__EXERCISE TASK__: Count every line where "successful" occurs. Give the total alone.

Stored data:
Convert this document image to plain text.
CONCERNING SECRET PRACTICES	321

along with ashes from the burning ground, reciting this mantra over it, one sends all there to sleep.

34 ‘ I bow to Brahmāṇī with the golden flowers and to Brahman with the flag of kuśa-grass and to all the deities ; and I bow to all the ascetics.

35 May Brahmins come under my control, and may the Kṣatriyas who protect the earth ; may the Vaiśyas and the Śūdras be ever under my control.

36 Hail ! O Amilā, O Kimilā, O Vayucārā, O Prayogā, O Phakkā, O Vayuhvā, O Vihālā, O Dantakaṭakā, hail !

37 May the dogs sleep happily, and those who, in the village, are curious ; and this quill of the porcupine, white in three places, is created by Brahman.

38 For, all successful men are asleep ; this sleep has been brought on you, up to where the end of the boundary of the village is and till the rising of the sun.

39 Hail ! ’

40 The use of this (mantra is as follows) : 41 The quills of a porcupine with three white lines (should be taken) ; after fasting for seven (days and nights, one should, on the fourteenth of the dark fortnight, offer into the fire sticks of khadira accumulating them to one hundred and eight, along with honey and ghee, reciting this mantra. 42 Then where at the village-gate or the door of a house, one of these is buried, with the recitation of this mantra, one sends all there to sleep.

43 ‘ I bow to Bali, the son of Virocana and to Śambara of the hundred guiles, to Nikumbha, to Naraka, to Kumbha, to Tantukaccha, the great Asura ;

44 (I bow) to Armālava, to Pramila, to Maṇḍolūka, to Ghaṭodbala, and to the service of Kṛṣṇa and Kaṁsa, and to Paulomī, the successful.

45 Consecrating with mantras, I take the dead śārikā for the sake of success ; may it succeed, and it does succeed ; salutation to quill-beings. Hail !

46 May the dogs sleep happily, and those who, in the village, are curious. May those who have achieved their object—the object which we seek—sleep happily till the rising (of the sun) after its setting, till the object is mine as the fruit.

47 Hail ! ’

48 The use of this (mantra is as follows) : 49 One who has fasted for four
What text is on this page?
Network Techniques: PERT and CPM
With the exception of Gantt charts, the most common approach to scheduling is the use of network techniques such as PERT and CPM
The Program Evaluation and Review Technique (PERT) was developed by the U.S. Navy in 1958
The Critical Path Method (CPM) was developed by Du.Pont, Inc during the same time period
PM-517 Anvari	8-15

__THE SOLUTION__: 2